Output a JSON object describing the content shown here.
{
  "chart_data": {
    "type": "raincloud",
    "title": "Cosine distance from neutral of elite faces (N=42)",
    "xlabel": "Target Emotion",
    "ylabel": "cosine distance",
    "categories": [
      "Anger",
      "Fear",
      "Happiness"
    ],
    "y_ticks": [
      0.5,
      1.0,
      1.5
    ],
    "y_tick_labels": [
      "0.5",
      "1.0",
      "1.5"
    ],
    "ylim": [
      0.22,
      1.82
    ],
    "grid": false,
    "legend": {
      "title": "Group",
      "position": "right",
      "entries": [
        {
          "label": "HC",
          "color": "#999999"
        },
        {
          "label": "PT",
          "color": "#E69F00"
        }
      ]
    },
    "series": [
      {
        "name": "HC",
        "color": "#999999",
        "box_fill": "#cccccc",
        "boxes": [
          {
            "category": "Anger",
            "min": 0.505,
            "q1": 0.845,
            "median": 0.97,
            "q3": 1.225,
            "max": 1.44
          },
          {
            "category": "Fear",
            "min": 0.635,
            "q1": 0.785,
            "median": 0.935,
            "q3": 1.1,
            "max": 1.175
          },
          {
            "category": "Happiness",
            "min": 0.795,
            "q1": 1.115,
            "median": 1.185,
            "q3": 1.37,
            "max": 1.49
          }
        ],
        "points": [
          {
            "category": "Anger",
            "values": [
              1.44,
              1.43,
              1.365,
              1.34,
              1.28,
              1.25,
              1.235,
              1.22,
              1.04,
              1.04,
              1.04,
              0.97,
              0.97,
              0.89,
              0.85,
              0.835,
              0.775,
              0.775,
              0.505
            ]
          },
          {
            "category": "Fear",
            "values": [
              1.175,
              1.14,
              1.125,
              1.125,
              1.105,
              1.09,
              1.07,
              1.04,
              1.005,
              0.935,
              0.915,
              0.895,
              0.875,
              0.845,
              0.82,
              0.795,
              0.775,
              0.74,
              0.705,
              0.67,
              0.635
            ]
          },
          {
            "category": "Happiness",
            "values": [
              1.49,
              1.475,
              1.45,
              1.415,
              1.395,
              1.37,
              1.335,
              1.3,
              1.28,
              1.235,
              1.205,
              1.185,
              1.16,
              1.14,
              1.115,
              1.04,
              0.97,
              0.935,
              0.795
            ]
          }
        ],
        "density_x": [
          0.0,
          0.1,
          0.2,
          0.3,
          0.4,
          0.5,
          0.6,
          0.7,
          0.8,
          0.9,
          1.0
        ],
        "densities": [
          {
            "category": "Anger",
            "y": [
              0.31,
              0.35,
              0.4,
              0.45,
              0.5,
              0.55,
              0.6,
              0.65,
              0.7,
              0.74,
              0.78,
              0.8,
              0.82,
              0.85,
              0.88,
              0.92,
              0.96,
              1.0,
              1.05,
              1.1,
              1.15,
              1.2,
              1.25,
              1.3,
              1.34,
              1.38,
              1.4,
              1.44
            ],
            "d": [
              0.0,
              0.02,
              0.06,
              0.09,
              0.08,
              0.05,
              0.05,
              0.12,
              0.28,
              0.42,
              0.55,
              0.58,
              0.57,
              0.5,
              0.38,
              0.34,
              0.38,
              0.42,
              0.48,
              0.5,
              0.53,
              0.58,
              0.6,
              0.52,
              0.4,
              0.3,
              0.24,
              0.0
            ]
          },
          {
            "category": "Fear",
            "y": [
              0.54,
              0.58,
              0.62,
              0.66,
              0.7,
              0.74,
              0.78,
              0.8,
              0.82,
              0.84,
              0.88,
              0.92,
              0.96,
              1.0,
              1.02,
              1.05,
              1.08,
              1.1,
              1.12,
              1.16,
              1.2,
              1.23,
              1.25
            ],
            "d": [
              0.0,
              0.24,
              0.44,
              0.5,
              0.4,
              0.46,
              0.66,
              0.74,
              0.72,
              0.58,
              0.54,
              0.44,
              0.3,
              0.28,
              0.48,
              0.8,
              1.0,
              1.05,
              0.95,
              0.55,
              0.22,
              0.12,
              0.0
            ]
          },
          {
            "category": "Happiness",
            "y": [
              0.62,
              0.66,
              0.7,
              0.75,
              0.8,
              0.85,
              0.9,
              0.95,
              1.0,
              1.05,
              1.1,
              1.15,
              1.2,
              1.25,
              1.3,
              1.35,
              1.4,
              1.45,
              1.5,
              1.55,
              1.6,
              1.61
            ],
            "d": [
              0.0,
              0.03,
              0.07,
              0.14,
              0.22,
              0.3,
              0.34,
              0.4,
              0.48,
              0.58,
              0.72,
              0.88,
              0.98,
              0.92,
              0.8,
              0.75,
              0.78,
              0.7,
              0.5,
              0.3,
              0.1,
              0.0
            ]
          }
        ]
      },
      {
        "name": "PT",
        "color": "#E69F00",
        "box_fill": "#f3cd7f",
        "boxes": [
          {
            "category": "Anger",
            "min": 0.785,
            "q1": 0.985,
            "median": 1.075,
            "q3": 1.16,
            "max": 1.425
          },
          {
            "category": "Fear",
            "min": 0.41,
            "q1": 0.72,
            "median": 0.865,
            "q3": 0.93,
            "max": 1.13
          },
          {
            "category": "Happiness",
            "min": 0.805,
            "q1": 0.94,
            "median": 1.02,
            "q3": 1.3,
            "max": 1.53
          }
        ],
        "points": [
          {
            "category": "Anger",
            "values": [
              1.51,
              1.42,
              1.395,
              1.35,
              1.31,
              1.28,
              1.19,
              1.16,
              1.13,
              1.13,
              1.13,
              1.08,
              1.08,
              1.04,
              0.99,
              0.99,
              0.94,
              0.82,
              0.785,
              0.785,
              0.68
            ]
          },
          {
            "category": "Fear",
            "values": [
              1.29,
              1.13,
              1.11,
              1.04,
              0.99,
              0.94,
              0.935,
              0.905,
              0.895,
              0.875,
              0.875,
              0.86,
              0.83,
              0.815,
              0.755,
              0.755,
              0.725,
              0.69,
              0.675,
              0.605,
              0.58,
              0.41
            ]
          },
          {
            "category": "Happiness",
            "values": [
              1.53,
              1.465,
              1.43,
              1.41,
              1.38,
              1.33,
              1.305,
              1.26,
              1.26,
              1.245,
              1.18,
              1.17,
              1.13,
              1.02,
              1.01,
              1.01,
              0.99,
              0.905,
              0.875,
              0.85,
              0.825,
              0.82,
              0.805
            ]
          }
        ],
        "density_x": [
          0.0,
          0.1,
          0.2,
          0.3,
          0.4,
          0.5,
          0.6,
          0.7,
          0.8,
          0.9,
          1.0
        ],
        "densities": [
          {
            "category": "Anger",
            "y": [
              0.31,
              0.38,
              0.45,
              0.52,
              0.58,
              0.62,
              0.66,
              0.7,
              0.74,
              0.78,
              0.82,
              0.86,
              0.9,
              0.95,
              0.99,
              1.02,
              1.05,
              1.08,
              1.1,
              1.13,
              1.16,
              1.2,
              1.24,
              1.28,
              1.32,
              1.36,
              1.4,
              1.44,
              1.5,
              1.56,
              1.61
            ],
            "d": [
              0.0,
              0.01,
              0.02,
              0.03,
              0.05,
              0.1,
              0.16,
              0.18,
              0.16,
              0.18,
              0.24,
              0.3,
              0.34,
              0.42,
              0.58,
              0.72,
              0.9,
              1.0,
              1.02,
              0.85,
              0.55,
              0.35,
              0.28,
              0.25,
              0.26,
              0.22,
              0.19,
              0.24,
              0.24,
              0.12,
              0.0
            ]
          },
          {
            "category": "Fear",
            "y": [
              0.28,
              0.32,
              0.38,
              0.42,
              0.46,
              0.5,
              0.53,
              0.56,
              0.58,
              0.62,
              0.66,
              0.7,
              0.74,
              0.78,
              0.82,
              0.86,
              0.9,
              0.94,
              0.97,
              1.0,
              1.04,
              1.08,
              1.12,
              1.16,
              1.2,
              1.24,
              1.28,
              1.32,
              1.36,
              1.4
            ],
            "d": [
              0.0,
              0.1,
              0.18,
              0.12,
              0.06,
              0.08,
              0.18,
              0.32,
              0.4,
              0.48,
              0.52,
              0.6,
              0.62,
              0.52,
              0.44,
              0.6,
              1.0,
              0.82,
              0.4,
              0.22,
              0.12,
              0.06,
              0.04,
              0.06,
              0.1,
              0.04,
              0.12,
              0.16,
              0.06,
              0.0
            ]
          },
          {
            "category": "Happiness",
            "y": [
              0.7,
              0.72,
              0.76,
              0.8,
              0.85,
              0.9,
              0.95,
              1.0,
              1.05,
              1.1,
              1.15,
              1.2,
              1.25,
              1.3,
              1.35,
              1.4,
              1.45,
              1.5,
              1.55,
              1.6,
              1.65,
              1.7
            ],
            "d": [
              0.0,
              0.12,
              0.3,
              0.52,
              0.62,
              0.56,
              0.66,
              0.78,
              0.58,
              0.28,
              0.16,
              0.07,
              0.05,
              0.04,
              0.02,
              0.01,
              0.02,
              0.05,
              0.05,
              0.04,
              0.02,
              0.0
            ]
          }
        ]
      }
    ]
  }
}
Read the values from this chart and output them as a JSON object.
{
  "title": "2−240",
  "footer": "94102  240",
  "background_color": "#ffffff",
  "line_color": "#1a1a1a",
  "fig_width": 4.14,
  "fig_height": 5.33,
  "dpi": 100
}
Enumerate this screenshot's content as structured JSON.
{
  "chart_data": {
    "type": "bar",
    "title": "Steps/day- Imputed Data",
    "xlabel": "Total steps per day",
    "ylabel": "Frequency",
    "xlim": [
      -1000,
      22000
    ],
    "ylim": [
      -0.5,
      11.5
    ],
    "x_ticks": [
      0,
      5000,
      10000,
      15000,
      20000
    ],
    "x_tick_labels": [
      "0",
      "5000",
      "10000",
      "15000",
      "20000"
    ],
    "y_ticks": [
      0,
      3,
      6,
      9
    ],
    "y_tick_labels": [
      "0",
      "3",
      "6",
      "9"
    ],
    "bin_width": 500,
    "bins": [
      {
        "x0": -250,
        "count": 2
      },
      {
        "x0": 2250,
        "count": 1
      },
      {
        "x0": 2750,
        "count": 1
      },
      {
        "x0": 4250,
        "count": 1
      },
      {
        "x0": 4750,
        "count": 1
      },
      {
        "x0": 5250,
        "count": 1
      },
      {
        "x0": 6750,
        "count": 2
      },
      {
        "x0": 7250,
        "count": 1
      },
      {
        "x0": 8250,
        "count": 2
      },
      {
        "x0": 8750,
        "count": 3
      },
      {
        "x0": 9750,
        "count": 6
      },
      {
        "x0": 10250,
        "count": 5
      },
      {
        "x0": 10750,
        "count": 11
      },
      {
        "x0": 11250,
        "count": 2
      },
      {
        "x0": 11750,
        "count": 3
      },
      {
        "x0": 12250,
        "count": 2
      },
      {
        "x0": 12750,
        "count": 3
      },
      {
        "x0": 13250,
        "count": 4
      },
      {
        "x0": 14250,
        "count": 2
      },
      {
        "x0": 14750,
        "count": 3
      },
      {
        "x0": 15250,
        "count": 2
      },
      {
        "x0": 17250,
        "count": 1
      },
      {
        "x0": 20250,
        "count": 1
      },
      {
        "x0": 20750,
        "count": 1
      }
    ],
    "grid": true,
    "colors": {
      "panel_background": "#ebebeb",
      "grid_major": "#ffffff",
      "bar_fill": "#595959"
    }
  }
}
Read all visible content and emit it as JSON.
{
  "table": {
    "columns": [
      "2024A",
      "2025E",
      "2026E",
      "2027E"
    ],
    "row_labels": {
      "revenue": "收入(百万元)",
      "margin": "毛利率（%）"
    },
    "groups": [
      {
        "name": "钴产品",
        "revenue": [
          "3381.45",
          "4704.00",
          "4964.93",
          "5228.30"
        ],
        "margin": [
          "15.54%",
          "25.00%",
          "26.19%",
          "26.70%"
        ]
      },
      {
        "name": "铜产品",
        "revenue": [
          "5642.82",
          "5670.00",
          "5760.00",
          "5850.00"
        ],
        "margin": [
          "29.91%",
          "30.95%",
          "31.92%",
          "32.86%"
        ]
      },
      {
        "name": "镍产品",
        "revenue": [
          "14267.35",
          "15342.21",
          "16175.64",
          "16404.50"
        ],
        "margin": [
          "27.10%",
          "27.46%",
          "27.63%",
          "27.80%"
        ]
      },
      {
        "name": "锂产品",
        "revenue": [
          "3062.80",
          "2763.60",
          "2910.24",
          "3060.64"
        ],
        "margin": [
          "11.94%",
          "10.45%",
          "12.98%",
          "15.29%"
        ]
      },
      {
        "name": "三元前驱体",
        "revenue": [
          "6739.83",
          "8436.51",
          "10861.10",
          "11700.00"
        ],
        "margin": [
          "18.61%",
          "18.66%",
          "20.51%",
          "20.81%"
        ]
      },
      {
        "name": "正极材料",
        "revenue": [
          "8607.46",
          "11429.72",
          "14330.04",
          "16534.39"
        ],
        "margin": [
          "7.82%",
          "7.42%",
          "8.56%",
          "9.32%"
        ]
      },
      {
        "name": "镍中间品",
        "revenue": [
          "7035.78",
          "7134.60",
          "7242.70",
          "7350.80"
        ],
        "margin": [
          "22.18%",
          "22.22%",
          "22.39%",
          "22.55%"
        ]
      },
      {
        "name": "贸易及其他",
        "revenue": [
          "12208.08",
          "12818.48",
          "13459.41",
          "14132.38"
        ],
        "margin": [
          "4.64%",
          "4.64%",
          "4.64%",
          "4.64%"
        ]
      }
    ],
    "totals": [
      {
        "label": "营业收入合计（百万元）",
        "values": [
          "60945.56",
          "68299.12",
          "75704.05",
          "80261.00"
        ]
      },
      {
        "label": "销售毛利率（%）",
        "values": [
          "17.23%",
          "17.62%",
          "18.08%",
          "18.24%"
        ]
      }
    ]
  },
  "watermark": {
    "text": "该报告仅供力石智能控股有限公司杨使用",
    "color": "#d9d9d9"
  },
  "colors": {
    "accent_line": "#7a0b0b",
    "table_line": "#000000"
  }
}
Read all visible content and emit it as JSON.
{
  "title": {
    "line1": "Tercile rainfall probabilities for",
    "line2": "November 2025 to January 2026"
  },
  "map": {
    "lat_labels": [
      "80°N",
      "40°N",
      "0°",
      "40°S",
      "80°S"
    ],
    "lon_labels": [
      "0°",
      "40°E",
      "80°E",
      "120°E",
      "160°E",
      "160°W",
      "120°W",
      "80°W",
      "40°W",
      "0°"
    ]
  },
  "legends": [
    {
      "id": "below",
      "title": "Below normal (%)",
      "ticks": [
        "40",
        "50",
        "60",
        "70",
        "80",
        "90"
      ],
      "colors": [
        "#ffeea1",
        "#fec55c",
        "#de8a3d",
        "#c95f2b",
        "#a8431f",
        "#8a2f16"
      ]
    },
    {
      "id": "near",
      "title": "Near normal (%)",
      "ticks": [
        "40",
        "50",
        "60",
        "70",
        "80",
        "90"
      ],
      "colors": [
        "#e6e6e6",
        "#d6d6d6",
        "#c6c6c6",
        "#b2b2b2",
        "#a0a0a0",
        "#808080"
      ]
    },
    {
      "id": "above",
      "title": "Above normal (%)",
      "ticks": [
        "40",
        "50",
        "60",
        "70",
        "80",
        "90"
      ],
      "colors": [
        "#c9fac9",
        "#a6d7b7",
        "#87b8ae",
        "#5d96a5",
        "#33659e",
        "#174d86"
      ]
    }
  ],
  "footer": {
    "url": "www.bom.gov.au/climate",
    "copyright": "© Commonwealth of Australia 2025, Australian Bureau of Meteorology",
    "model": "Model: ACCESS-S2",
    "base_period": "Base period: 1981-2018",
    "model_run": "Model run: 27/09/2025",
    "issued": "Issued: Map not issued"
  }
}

——————

EXERCISE DETAILS: For this exercise, gather every line of the data that contains the word "from".

SOLVED EXERCISE:
    "title": "Cosine distance from neutral of elite faces (N=42)",
Read the values from this chart and output them as a JSON object.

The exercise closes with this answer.